Problem to solve: Leave out the pictures and copy every record exactly.
======
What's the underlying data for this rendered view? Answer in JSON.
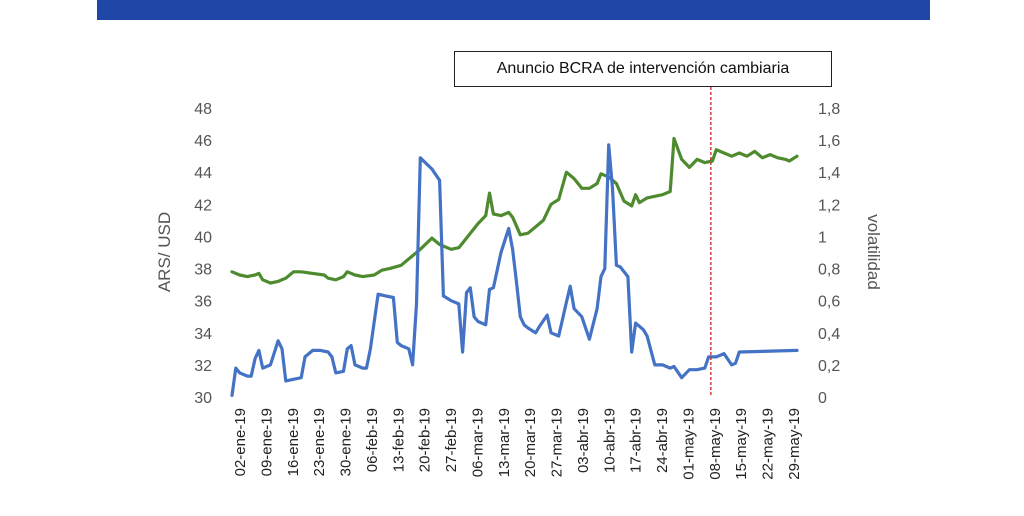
{
  "chart_data": {
    "type": "line",
    "annotation": "Anuncio BCRA de intervención cambiaria",
    "annotation_date": "08-may-19",
    "ylabel_left": "ARS/ USD",
    "ylabel_right": "volatilidad",
    "ylim_left": [
      30,
      48
    ],
    "yticks_left": [
      "30",
      "32",
      "34",
      "36",
      "38",
      "40",
      "42",
      "44",
      "46",
      "48"
    ],
    "ylim_right": [
      0,
      1.8
    ],
    "yticks_right": [
      "0",
      "0,2",
      "0,4",
      "0,6",
      "0,8",
      "1",
      "1,2",
      "1,4",
      "1,6",
      "1,8"
    ],
    "x_range": [
      0,
      147
    ],
    "x_tick_labels": [
      "02-ene-19",
      "09-ene-19",
      "16-ene-19",
      "23-ene-19",
      "30-ene-19",
      "06-feb-19",
      "13-feb-19",
      "20-feb-19",
      "27-feb-19",
      "06-mar-19",
      "13-mar-19",
      "20-mar-19",
      "27-mar-19",
      "03-abr-19",
      "10-abr-19",
      "17-abr-19",
      "24-abr-19",
      "01-may-19",
      "08-may-19",
      "15-may-19",
      "22-may-19",
      "29-may-19"
    ],
    "colors": {
      "exchange_rate": "#4e8a2e",
      "volatility": "#4472c4",
      "annotation_line": "#cc2222"
    },
    "series": [
      {
        "axis": "left",
        "points": [
          [
            0,
            37.8
          ],
          [
            2,
            37.6
          ],
          [
            4,
            37.5
          ],
          [
            6,
            37.6
          ],
          [
            7,
            37.7
          ],
          [
            8,
            37.3
          ],
          [
            10,
            37.1
          ],
          [
            12,
            37.2
          ],
          [
            14,
            37.4
          ],
          [
            16,
            37.8
          ],
          [
            18,
            37.8
          ],
          [
            21,
            37.7
          ],
          [
            24,
            37.6
          ],
          [
            25,
            37.4
          ],
          [
            27,
            37.3
          ],
          [
            29,
            37.5
          ],
          [
            30,
            37.8
          ],
          [
            32,
            37.6
          ],
          [
            34,
            37.5
          ],
          [
            37,
            37.6
          ],
          [
            39,
            37.9
          ],
          [
            41,
            38
          ],
          [
            44,
            38.2
          ],
          [
            46,
            38.6
          ],
          [
            49,
            39.2
          ],
          [
            52,
            39.9
          ],
          [
            54,
            39.5
          ],
          [
            57,
            39.2
          ],
          [
            59,
            39.3
          ],
          [
            61,
            39.9
          ],
          [
            64,
            40.8
          ],
          [
            66,
            41.3
          ],
          [
            67,
            42.7
          ],
          [
            68,
            41.4
          ],
          [
            70,
            41.3
          ],
          [
            72,
            41.5
          ],
          [
            73,
            41.2
          ],
          [
            75,
            40.1
          ],
          [
            77,
            40.2
          ],
          [
            79,
            40.6
          ],
          [
            81,
            41
          ],
          [
            83,
            42
          ],
          [
            85,
            42.3
          ],
          [
            87,
            44
          ],
          [
            89,
            43.6
          ],
          [
            91,
            43
          ],
          [
            93,
            43
          ],
          [
            95,
            43.3
          ],
          [
            96,
            43.9
          ],
          [
            98,
            43.7
          ],
          [
            100,
            43.3
          ],
          [
            102,
            42.2
          ],
          [
            104,
            41.9
          ],
          [
            105,
            42.6
          ],
          [
            106,
            42.1
          ],
          [
            108,
            42.4
          ],
          [
            110,
            42.5
          ],
          [
            112,
            42.6
          ],
          [
            114,
            42.8
          ],
          [
            115,
            46.1
          ],
          [
            117,
            44.8
          ],
          [
            119,
            44.3
          ],
          [
            121,
            44.8
          ],
          [
            123,
            44.6
          ],
          [
            125,
            44.7
          ],
          [
            126,
            45.4
          ],
          [
            128,
            45.2
          ],
          [
            130,
            45
          ],
          [
            132,
            45.2
          ],
          [
            134,
            45
          ],
          [
            136,
            45.3
          ],
          [
            138,
            44.9
          ],
          [
            140,
            45.1
          ],
          [
            142,
            44.9
          ],
          [
            144,
            44.8
          ],
          [
            145,
            44.7
          ],
          [
            147,
            45
          ]
        ]
      },
      {
        "axis": "right",
        "points": [
          [
            0,
            0.01
          ],
          [
            1,
            0.18
          ],
          [
            2,
            0.15
          ],
          [
            4,
            0.13
          ],
          [
            5,
            0.13
          ],
          [
            6,
            0.24
          ],
          [
            7,
            0.29
          ],
          [
            8,
            0.18
          ],
          [
            10,
            0.2
          ],
          [
            12,
            0.35
          ],
          [
            13,
            0.3
          ],
          [
            14,
            0.1
          ],
          [
            16,
            0.11
          ],
          [
            18,
            0.12
          ],
          [
            19,
            0.25
          ],
          [
            21,
            0.29
          ],
          [
            23,
            0.29
          ],
          [
            25,
            0.28
          ],
          [
            26,
            0.25
          ],
          [
            27,
            0.15
          ],
          [
            29,
            0.16
          ],
          [
            30,
            0.3
          ],
          [
            31,
            0.32
          ],
          [
            32,
            0.2
          ],
          [
            34,
            0.18
          ],
          [
            35,
            0.18
          ],
          [
            36,
            0.3
          ],
          [
            38,
            0.64
          ],
          [
            40,
            0.63
          ],
          [
            42,
            0.62
          ],
          [
            43,
            0.34
          ],
          [
            44,
            0.32
          ],
          [
            46,
            0.3
          ],
          [
            47,
            0.2
          ],
          [
            48,
            0.58
          ],
          [
            49,
            1.49
          ],
          [
            52,
            1.42
          ],
          [
            54,
            1.35
          ],
          [
            55,
            0.63
          ],
          [
            57,
            0.6
          ],
          [
            59,
            0.58
          ],
          [
            60,
            0.28
          ],
          [
            61,
            0.65
          ],
          [
            62,
            0.68
          ],
          [
            63,
            0.5
          ],
          [
            64,
            0.47
          ],
          [
            66,
            0.45
          ],
          [
            67,
            0.67
          ],
          [
            68,
            0.68
          ],
          [
            70,
            0.9
          ],
          [
            72,
            1.05
          ],
          [
            73,
            0.92
          ],
          [
            74,
            0.72
          ],
          [
            75,
            0.5
          ],
          [
            76,
            0.45
          ],
          [
            77,
            0.43
          ],
          [
            79,
            0.4
          ],
          [
            80,
            0.44
          ],
          [
            82,
            0.51
          ],
          [
            83,
            0.4
          ],
          [
            85,
            0.38
          ],
          [
            87,
            0.59
          ],
          [
            88,
            0.69
          ],
          [
            89,
            0.55
          ],
          [
            91,
            0.5
          ],
          [
            93,
            0.36
          ],
          [
            95,
            0.55
          ],
          [
            96,
            0.75
          ],
          [
            97,
            0.8
          ],
          [
            98,
            1.57
          ],
          [
            99,
            1.3
          ],
          [
            100,
            0.82
          ],
          [
            101,
            0.81
          ],
          [
            103,
            0.75
          ],
          [
            104,
            0.28
          ],
          [
            105,
            0.46
          ],
          [
            107,
            0.42
          ],
          [
            108,
            0.38
          ],
          [
            110,
            0.2
          ],
          [
            112,
            0.2
          ],
          [
            114,
            0.18
          ],
          [
            115,
            0.19
          ],
          [
            117,
            0.12
          ],
          [
            119,
            0.17
          ],
          [
            121,
            0.17
          ],
          [
            123,
            0.18
          ],
          [
            124,
            0.25
          ],
          [
            126,
            0.25
          ],
          [
            127,
            0.26
          ],
          [
            128,
            0.27
          ],
          [
            130,
            0.2
          ],
          [
            131,
            0.21
          ],
          [
            132,
            0.28
          ],
          [
            147,
            0.29
          ]
        ]
      }
    ]
  }
}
======
Reply to the task:
What's the underlying data for this rendered view? Answer in JSON.
{
  "chart_data": {
    "type": "line",
    "annotation": "Anuncio BCRA de intervención cambiaria",
    "annotation_date": "08-may-19",
    "ylabel_left": "ARS/ USD",
    "ylabel_right": "volatilidad",
    "ylim_left": [
      30,
      48
    ],
    "yticks_left": [
      "30",
      "32",
      "34",
      "36",
      "38",
      "40",
      "42",
      "44",
      "46",
      "48"
    ],
    "ylim_right": [
      0,
      1.8
    ],
    "yticks_right": [
      "0",
      "0,2",
      "0,4",
      "0,6",
      "0,8",
      "1",
      "1,2",
      "1,4",
      "1,6",
      "1,8"
    ],
    "x_range": [
      0,
      147
    ],
    "x_tick_labels": [
      "02-ene-19",
      "09-ene-19",
      "16-ene-19",
      "23-ene-19",
      "30-ene-19",
      "06-feb-19",
      "13-feb-19",
      "20-feb-19",
      "27-feb-19",
      "06-mar-19",
      "13-mar-19",
      "20-mar-19",
      "27-mar-19",
      "03-abr-19",
      "10-abr-19",
      "17-abr-19",
      "24-abr-19",
      "01-may-19",
      "08-may-19",
      "15-may-19",
      "22-may-19",
      "29-may-19"
    ],
    "colors": {
      "exchange_rate": "#4e8a2e",
      "volatility": "#4472c4",
      "annotation_line": "#cc2222"
    },
    "series": [
      {
        "axis": "left",
        "points": [
          [
            0,
            37.8
          ],
          [
            2,
            37.6
          ],
          [
            4,
            37.5
          ],
          [
            6,
            37.6
          ],
          [
            7,
            37.7
          ],
          [
            8,
            37.3
          ],
          [
            10,
            37.1
          ],
          [
            12,
            37.2
          ],
          [
            14,
            37.4
          ],
          [
            16,
            37.8
          ],
          [
            18,
            37.8
          ],
          [
            21,
            37.7
          ],
          [
            24,
            37.6
          ],
          [
            25,
            37.4
          ],
          [
            27,
            37.3
          ],
          [
            29,
            37.5
          ],
          [
            30,
            37.8
          ],
          [
            32,
            37.6
          ],
          [
            34,
            37.5
          ],
          [
            37,
            37.6
          ],
          [
            39,
            37.9
          ],
          [
            41,
            38
          ],
          [
            44,
            38.2
          ],
          [
            46,
            38.6
          ],
          [
            49,
            39.2
          ],
          [
            52,
            39.9
          ],
          [
            54,
            39.5
          ],
          [
            57,
            39.2
          ],
          [
            59,
            39.3
          ],
          [
            61,
            39.9
          ],
          [
            64,
            40.8
          ],
          [
            66,
            41.3
          ],
          [
            67,
            42.7
          ],
          [
            68,
            41.4
          ],
          [
            70,
            41.3
          ],
          [
            72,
            41.5
          ],
          [
            73,
            41.2
          ],
          [
            75,
            40.1
          ],
          [
            77,
            40.2
          ],
          [
            79,
            40.6
          ],
          [
            81,
            41
          ],
          [
            83,
            42
          ],
          [
            85,
            42.3
          ],
          [
            87,
            44
          ],
          [
            89,
            43.6
          ],
          [
            91,
            43
          ],
          [
            93,
            43
          ],
          [
            95,
            43.3
          ],
          [
            96,
            43.9
          ],
          [
            98,
            43.7
          ],
          [
            100,
            43.3
          ],
          [
            102,
            42.2
          ],
          [
            104,
            41.9
          ],
          [
            105,
            42.6
          ],
          [
            106,
            42.1
          ],
          [
            108,
            42.4
          ],
          [
            110,
            42.5
          ],
          [
            112,
            42.6
          ],
          [
            114,
            42.8
          ],
          [
            115,
            46.1
          ],
          [
            117,
            44.8
          ],
          [
            119,
            44.3
          ],
          [
            121,
            44.8
          ],
          [
            123,
            44.6
          ],
          [
            125,
            44.7
          ],
          [
            126,
            45.4
          ],
          [
            128,
            45.2
          ],
          [
            130,
            45
          ],
          [
            132,
            45.2
          ],
          [
            134,
            45
          ],
          [
            136,
            45.3
          ],
          [
            138,
            44.9
          ],
          [
            140,
            45.1
          ],
          [
            142,
            44.9
          ],
          [
            144,
            44.8
          ],
          [
            145,
            44.7
          ],
          [
            147,
            45
          ]
        ]
      },
      {
        "axis": "right",
        "points": [
          [
            0,
            0.01
          ],
          [
            1,
            0.18
          ],
          [
            2,
            0.15
          ],
          [
            4,
            0.13
          ],
          [
            5,
            0.13
          ],
          [
            6,
            0.24
          ],
          [
            7,
            0.29
          ],
          [
            8,
            0.18
          ],
          [
            10,
            0.2
          ],
          [
            12,
            0.35
          ],
          [
            13,
            0.3
          ],
          [
            14,
            0.1
          ],
          [
            16,
            0.11
          ],
          [
            18,
            0.12
          ],
          [
            19,
            0.25
          ],
          [
            21,
            0.29
          ],
          [
            23,
            0.29
          ],
          [
            25,
            0.28
          ],
          [
            26,
            0.25
          ],
          [
            27,
            0.15
          ],
          [
            29,
            0.16
          ],
          [
            30,
            0.3
          ],
          [
            31,
            0.32
          ],
          [
            32,
            0.2
          ],
          [
            34,
            0.18
          ],
          [
            35,
            0.18
          ],
          [
            36,
            0.3
          ],
          [
            38,
            0.64
          ],
          [
            40,
            0.63
          ],
          [
            42,
            0.62
          ],
          [
            43,
            0.34
          ],
          [
            44,
            0.32
          ],
          [
            46,
            0.3
          ],
          [
            47,
            0.2
          ],
          [
            48,
            0.58
          ],
          [
            49,
            1.49
          ],
          [
            52,
            1.42
          ],
          [
            54,
            1.35
          ],
          [
            55,
            0.63
          ],
          [
            57,
            0.6
          ],
          [
            59,
            0.58
          ],
          [
            60,
            0.28
          ],
          [
            61,
            0.65
          ],
          [
            62,
            0.68
          ],
          [
            63,
            0.5
          ],
          [
            64,
            0.47
          ],
          [
            66,
            0.45
          ],
          [
            67,
            0.67
          ],
          [
            68,
            0.68
          ],
          [
            70,
            0.9
          ],
          [
            72,
            1.05
          ],
          [
            73,
            0.92
          ],
          [
            74,
            0.72
          ],
          [
            75,
            0.5
          ],
          [
            76,
            0.45
          ],
          [
            77,
            0.43
          ],
          [
            79,
            0.4
          ],
          [
            80,
            0.44
          ],
          [
            82,
            0.51
          ],
          [
            83,
            0.4
          ],
          [
            85,
            0.38
          ],
          [
            87,
            0.59
          ],
          [
            88,
            0.69
          ],
          [
            89,
            0.55
          ],
          [
            91,
            0.5
          ],
          [
            93,
            0.36
          ],
          [
            95,
            0.55
          ],
          [
            96,
            0.75
          ],
          [
            97,
            0.8
          ],
          [
            98,
            1.57
          ],
          [
            99,
            1.3
          ],
          [
            100,
            0.82
          ],
          [
            101,
            0.81
          ],
          [
            103,
            0.75
          ],
          [
            104,
            0.28
          ],
          [
            105,
            0.46
          ],
          [
            107,
            0.42
          ],
          [
            108,
            0.38
          ],
          [
            110,
            0.2
          ],
          [
            112,
            0.2
          ],
          [
            114,
            0.18
          ],
          [
            115,
            0.19
          ],
          [
            117,
            0.12
          ],
          [
            119,
            0.17
          ],
          [
            121,
            0.17
          ],
          [
            123,
            0.18
          ],
          [
            124,
            0.25
          ],
          [
            126,
            0.25
          ],
          [
            127,
            0.26
          ],
          [
            128,
            0.27
          ],
          [
            130,
            0.2
          ],
          [
            131,
            0.21
          ],
          [
            132,
            0.28
          ],
          [
            147,
            0.29
          ]
        ]
      }
    ]
  }
}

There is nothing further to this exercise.